Written exercise:
Will you output the entries below exactly, skipping every image they contain?

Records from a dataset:
———

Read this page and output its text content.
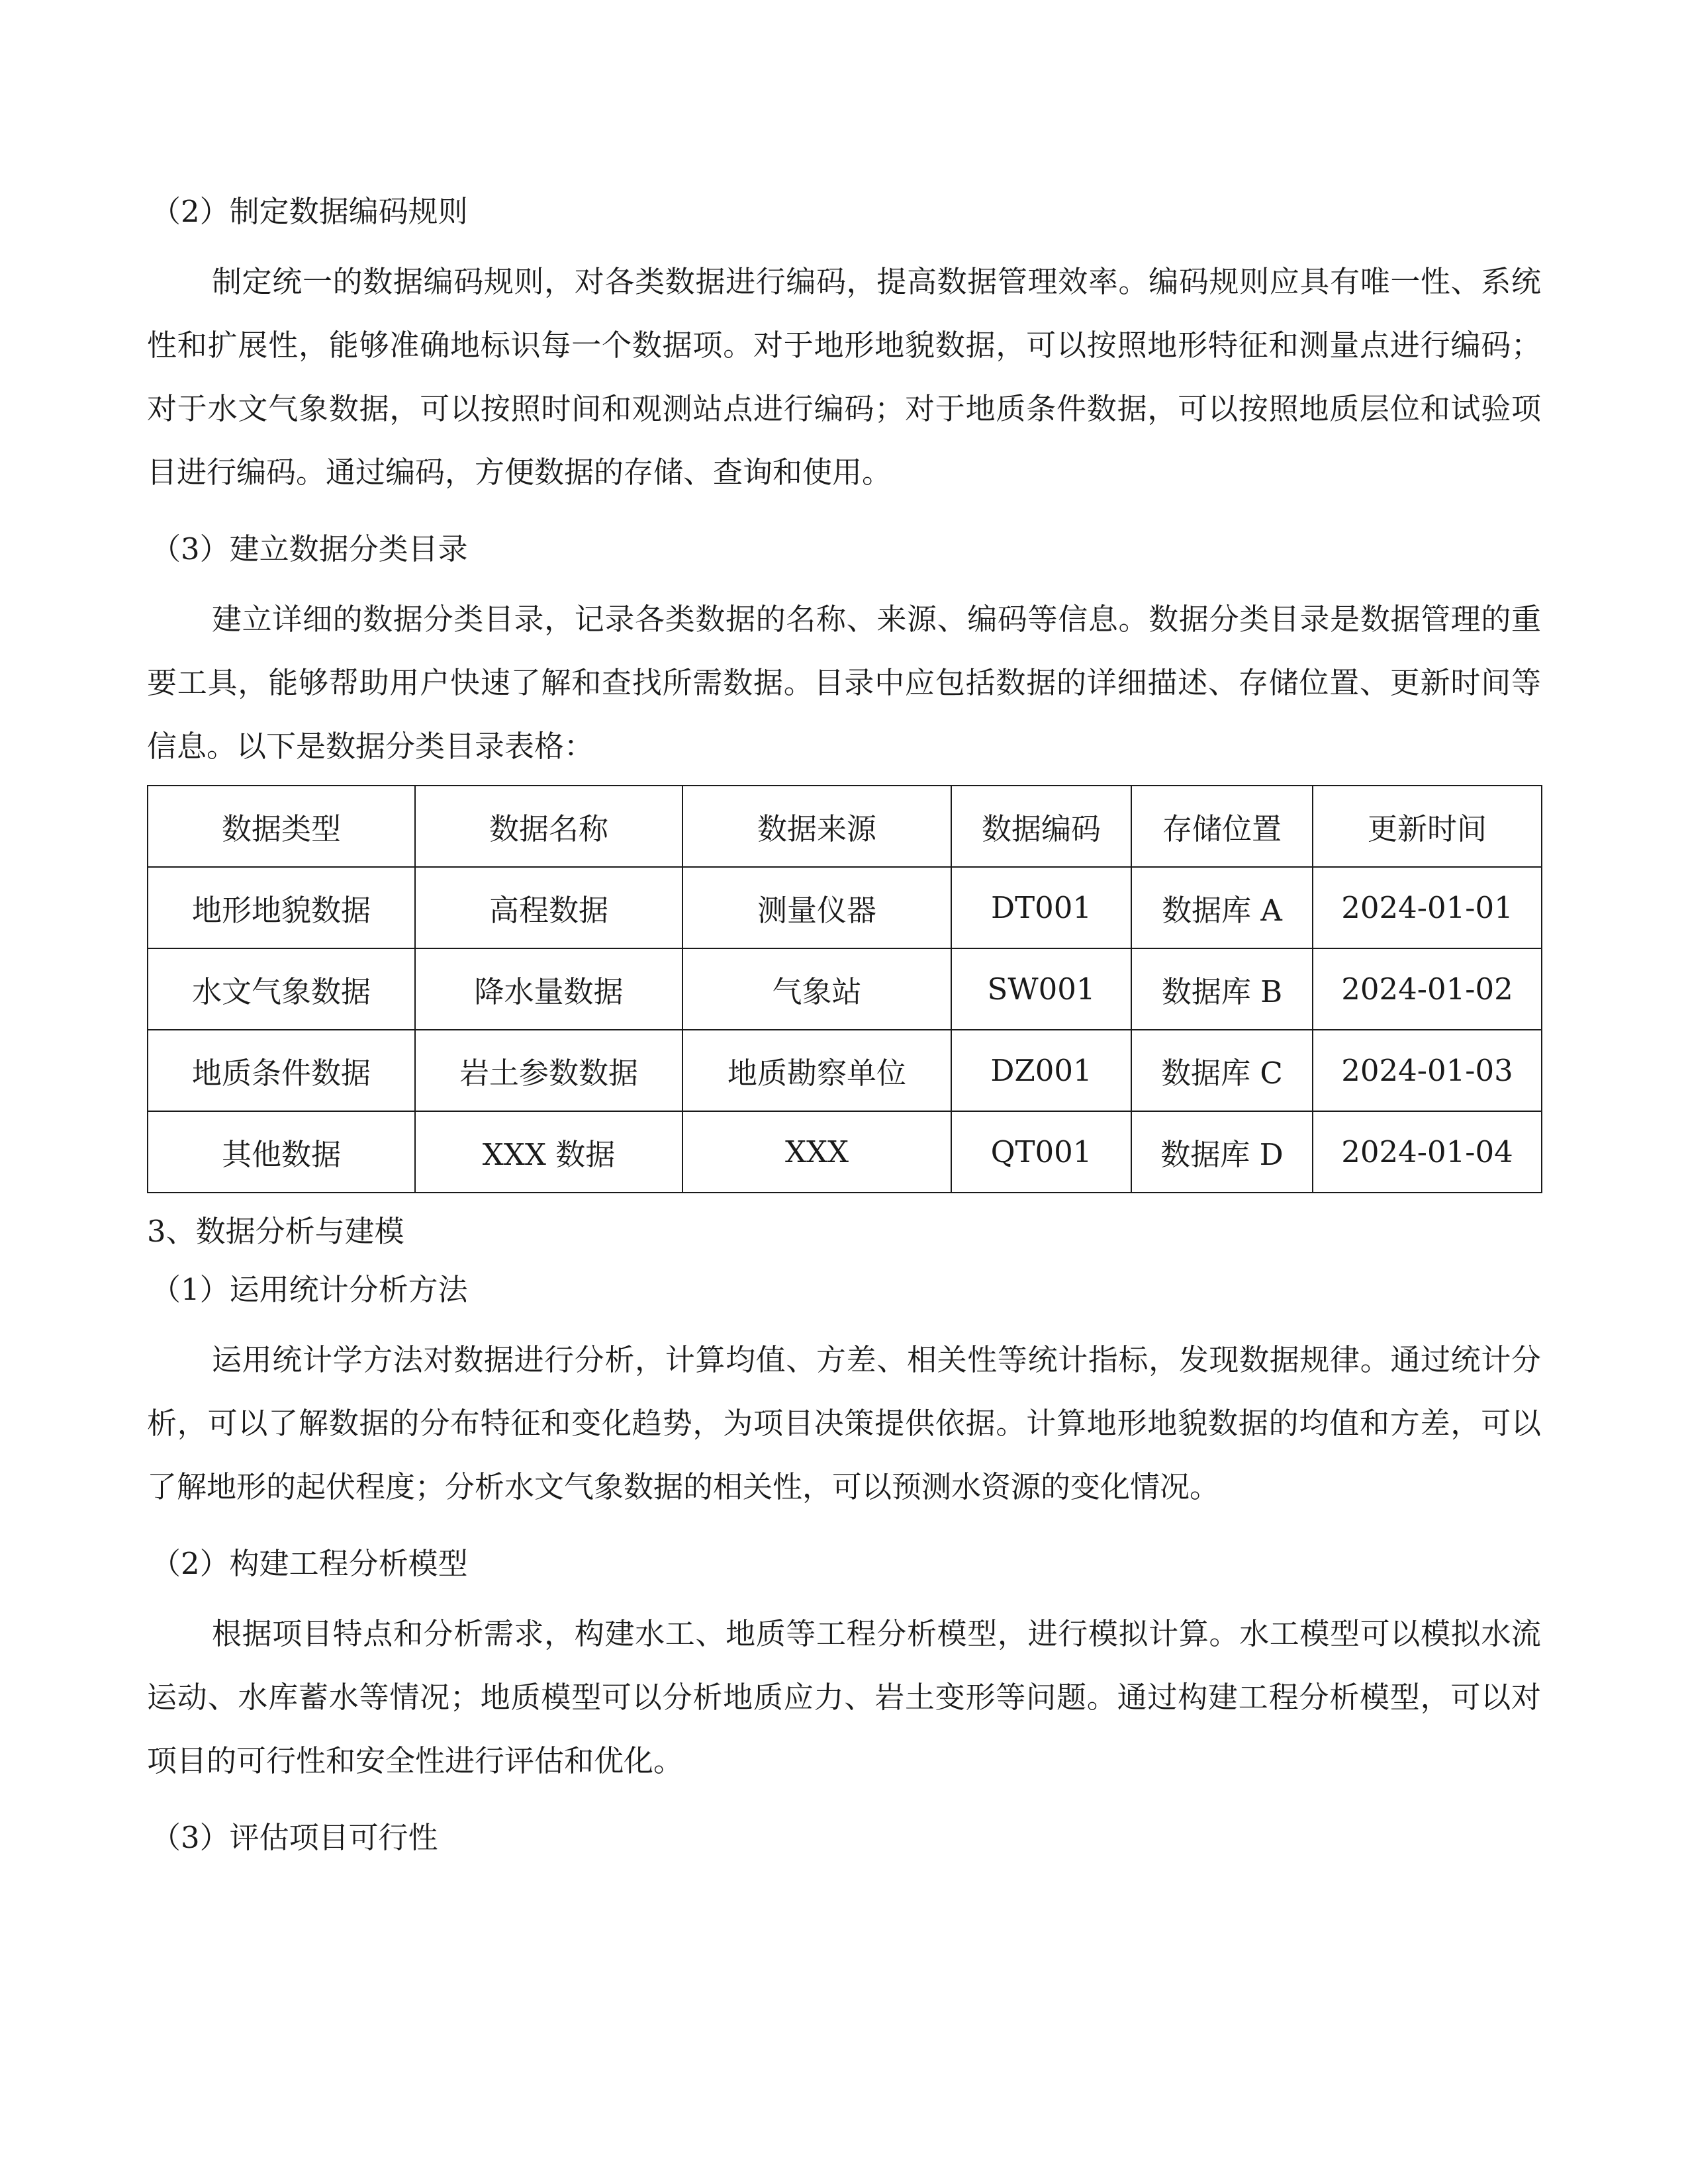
（2）制定数据编码规则

制定统一的数据编码规则，对各类数据进行编码，提高数据管理效率。编码规则应具有唯一性、系统性和扩展性，能够准确地标识每一个数据项。对于地形地貌数据，可以按照地形特征和测量点进行编码；对于水文气象数据，可以按照时间和观测站点进行编码；对于地质条件数据，可以按照地质层位和试验项目进行编码。通过编码，方便数据的存储、查询和使用。

（3）建立数据分类目录

建立详细的数据分类目录，记录各类数据的名称、来源、编码等信息。数据分类目录是数据管理的重要工具，能够帮助用户快速了解和查找所需数据。目录中应包括数据的详细描述、存储位置、更新时间等信息。以下是数据分类目录表格：

数据类型	数据名称	数据来源	数据编码	存储位置	更新时间
地形地貌数据	高程数据	测量仪器	DT001	数据库 A	2024-01-01
水文气象数据	降水量数据	气象站	SW001	数据库 B	2024-01-02
地质条件数据	岩土参数数据	地质勘察单位	DZ001	数据库 C	2024-01-03
其他数据	XXX 数据	XXX	QT001	数据库 D	2024-01-04

3、数据分析与建模

（1）运用统计分析方法

运用统计学方法对数据进行分析，计算均值、方差、相关性等统计指标，发现数据规律。通过统计分析，可以了解数据的分布特征和变化趋势，为项目决策提供依据。计算地形地貌数据的均值和方差，可以了解地形的起伏程度；分析水文气象数据的相关性，可以预测水资源的变化情况。

（2）构建工程分析模型

根据项目特点和分析需求，构建水工、地质等工程分析模型，进行模拟计算。水工模型可以模拟水流运动、水库蓄水等情况；地质模型可以分析地质应力、岩土变形等问题。通过构建工程分析模型，可以对项目的可行性和安全性进行评估和优化。

（3）评估项目可行性
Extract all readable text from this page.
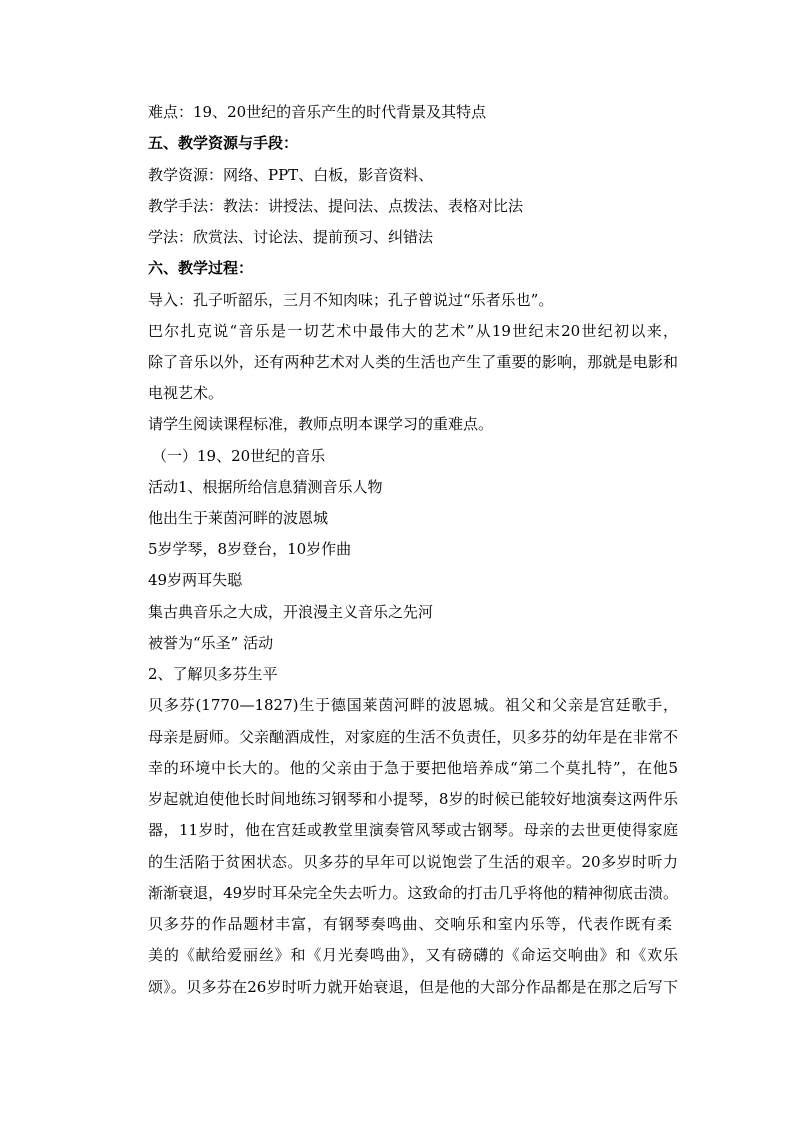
难点：19、20世纪的音乐产生的时代背景及其特点
五、教学资源与手段：
教学资源：网络、PPT、白板，影音资料、
教学手法：教法：讲授法、提问法、点拨法、表格对比法
学法：欣赏法、讨论法、提前预习、纠错法
六、教学过程：
导入：孔子听韶乐，三月不知肉味；孔子曾说过“乐者乐也”。
巴尔扎克说“音乐是一切艺术中最伟大的艺术”从19世纪末20世纪初以来，
除了音乐以外，还有两种艺术对人类的生活也产生了重要的影响，那就是电影和
电视艺术。
请学生阅读课程标准，教师点明本课学习的重难点。
（一）19、20世纪的音乐
活动1、根据所给信息猜测音乐人物
他出生于莱茵河畔的波恩城
5岁学琴，8岁登台，10岁作曲
49岁两耳失聪
集古典音乐之大成，开浪漫主义音乐之先河
被誉为“乐圣” 活动
2、了解贝多芬生平
贝多芬(1770—1827)生于德国莱茵河畔的波恩城。祖父和父亲是宫廷歌手，
母亲是厨师。父亲酗酒成性，对家庭的生活不负责任，贝多芬的幼年是在非常不
幸的环境中长大的。他的父亲由于急于要把他培养成“第二个莫扎特”，在他5
岁起就迫使他长时间地练习钢琴和小提琴，8岁的时候已能较好地演奏这两件乐
器，11岁时，他在宫廷或教堂里演奏管风琴或古钢琴。母亲的去世更使得家庭
的生活陷于贫困状态。贝多芬的早年可以说饱尝了生活的艰辛。20多岁时听力
渐渐衰退，49岁时耳朵完全失去听力。这致命的打击几乎将他的精神彻底击溃。
贝多芬的作品题材丰富，有钢琴奏鸣曲、交响乐和室内乐等，代表作既有柔
美的《献给爱丽丝》和《月光奏鸣曲》，又有磅礴的《命运交响曲》和《欢乐
颂》。贝多芬在26岁时听力就开始衰退，但是他的大部分作品都是在那之后写下
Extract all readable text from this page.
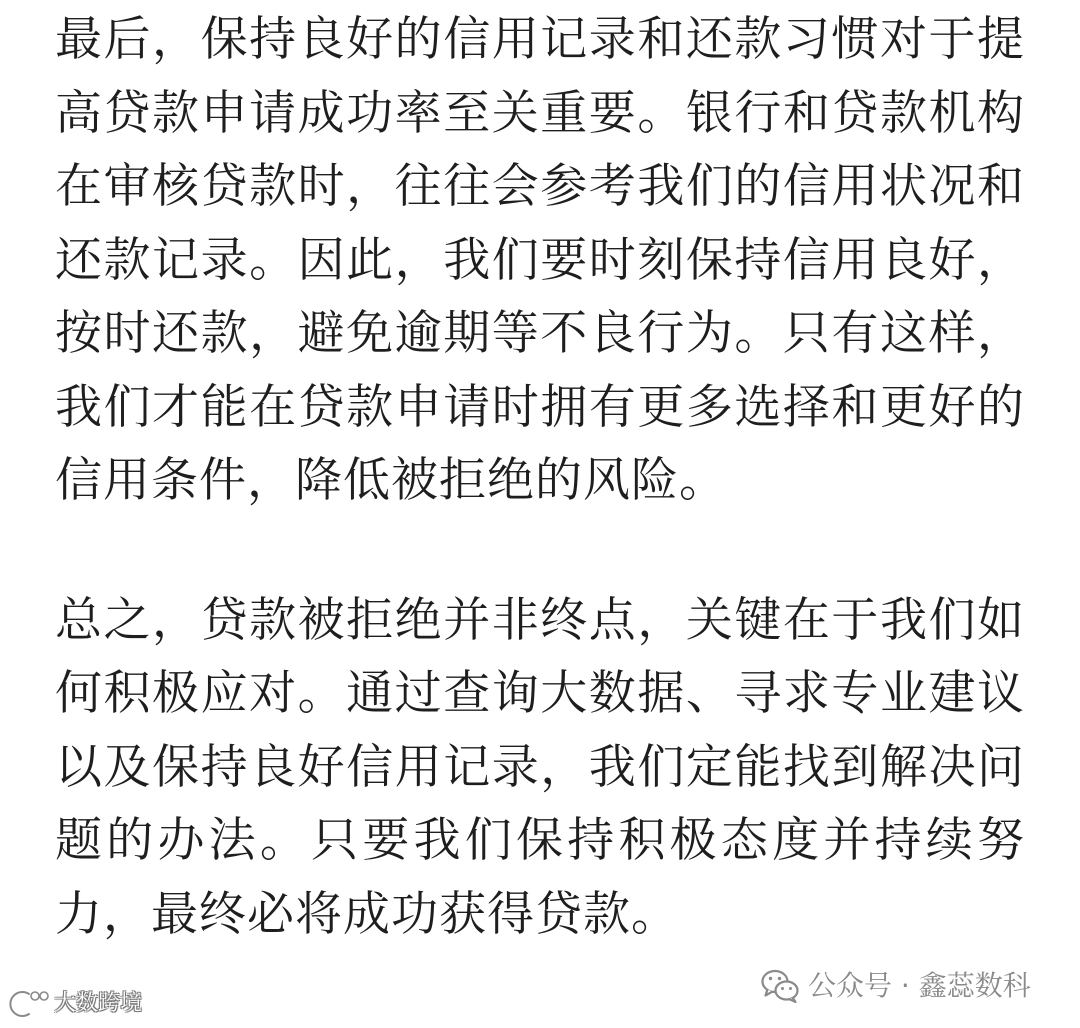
最后，保持良好的信用记录和还款习惯对于提
高贷款申请成功率至关重要。银行和贷款机构
在审核贷款时，往往会参考我们的信用状况和
还款记录。因此，我们要时刻保持信用良好，
按时还款，避免逾期等不良行为。只有这样，
我们才能在贷款申请时拥有更多选择和更好的
信用条件，降低被拒绝的风险。
总之，贷款被拒绝并非终点，关键在于我们如
何积极应对。通过查询大数据、寻求专业建议
以及保持良好信用记录，我们定能找到解决问
题的办法。只要我们保持积极态度并持续努
力，最终必将成功获得贷款。
公众号 · 鑫蕊数科
大数跨境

———

Solved problem:
Read this page and output its text content.
（2）制定数据编码规则

制定统一的数据编码规则，对各类数据进行编码，提高数据管理效率。编码规则应具有唯一性、系统性和扩展性，能够准确地标识每一个数据项。对于地形地貌数据，可以按照地形特征和测量点进行编码；对于水文气象数据，可以按照时间和观测站点进行编码；对于地质条件数据，可以按照地质层位和试验项目进行编码。通过编码，方便数据的存储、查询和使用。

（3）建立数据分类目录

建立详细的数据分类目录，记录各类数据的名称、来源、编码等信息。数据分类目录是数据管理的重要工具，能够帮助用户快速了解和查找所需数据。目录中应包括数据的详细描述、存储位置、更新时间等信息。以下是数据分类目录表格：

数据类型	数据名称	数据来源	数据编码	存储位置	更新时间
地形地貌数据	高程数据	测量仪器	DT001	数据库 A	2024-01-01
水文气象数据	降水量数据	气象站	SW001	数据库 B	2024-01-02
地质条件数据	岩土参数数据	地质勘察单位	DZ001	数据库 C	2024-01-03
其他数据	XXX 数据	XXX	QT001	数据库 D	2024-01-04

3、数据分析与建模

（1）运用统计分析方法

运用统计学方法对数据进行分析，计算均值、方差、相关性等统计指标，发现数据规律。通过统计分析，可以了解数据的分布特征和变化趋势，为项目决策提供依据。计算地形地貌数据的均值和方差，可以了解地形的起伏程度；分析水文气象数据的相关性，可以预测水资源的变化情况。

（2）构建工程分析模型

根据项目特点和分析需求，构建水工、地质等工程分析模型，进行模拟计算。水工模型可以模拟水流运动、水库蓄水等情况；地质模型可以分析地质应力、岩土变形等问题。通过构建工程分析模型，可以对项目的可行性和安全性进行评估和优化。

（3）评估项目可行性
Extract all readable text from this page.
难点：19、20世纪的音乐产生的时代背景及其特点
五、教学资源与手段：
教学资源：网络、PPT、白板，影音资料、
教学手法：教法：讲授法、提问法、点拨法、表格对比法
学法：欣赏法、讨论法、提前预习、纠错法
六、教学过程：
导入：孔子听韶乐，三月不知肉味；孔子曾说过“乐者乐也”。
巴尔扎克说“音乐是一切艺术中最伟大的艺术”从19世纪末20世纪初以来，
除了音乐以外，还有两种艺术对人类的生活也产生了重要的影响，那就是电影和
电视艺术。
请学生阅读课程标准，教师点明本课学习的重难点。
（一）19、20世纪的音乐
活动1、根据所给信息猜测音乐人物
他出生于莱茵河畔的波恩城
5岁学琴，8岁登台，10岁作曲
49岁两耳失聪
集古典音乐之大成，开浪漫主义音乐之先河
被誉为“乐圣” 活动
2、了解贝多芬生平
贝多芬(1770—1827)生于德国莱茵河畔的波恩城。祖父和父亲是宫廷歌手，
母亲是厨师。父亲酗酒成性，对家庭的生活不负责任，贝多芬的幼年是在非常不
幸的环境中长大的。他的父亲由于急于要把他培养成“第二个莫扎特”，在他5
岁起就迫使他长时间地练习钢琴和小提琴，8岁的时候已能较好地演奏这两件乐
器，11岁时，他在宫廷或教堂里演奏管风琴或古钢琴。母亲的去世更使得家庭
的生活陷于贫困状态。贝多芬的早年可以说饱尝了生活的艰辛。20多岁时听力
渐渐衰退，49岁时耳朵完全失去听力。这致命的打击几乎将他的精神彻底击溃。
贝多芬的作品题材丰富，有钢琴奏鸣曲、交响乐和室内乐等，代表作既有柔
美的《献给爱丽丝》和《月光奏鸣曲》，又有磅礴的《命运交响曲》和《欢乐
颂》。贝多芬在26岁时听力就开始衰退，但是他的大部分作品都是在那之后写下
Extract all readable text from this page.
最后，保持良好的信用记录和还款习惯对于提
高贷款申请成功率至关重要。银行和贷款机构
在审核贷款时，往往会参考我们的信用状况和
还款记录。因此，我们要时刻保持信用良好，
按时还款，避免逾期等不良行为。只有这样，
我们才能在贷款申请时拥有更多选择和更好的
信用条件，降低被拒绝的风险。
总之，贷款被拒绝并非终点，关键在于我们如
何积极应对。通过查询大数据、寻求专业建议
以及保持良好信用记录，我们定能找到解决问
题的办法。只要我们保持积极态度并持续努
力，最终必将成功获得贷款。
公众号 · 鑫蕊数科
大数跨境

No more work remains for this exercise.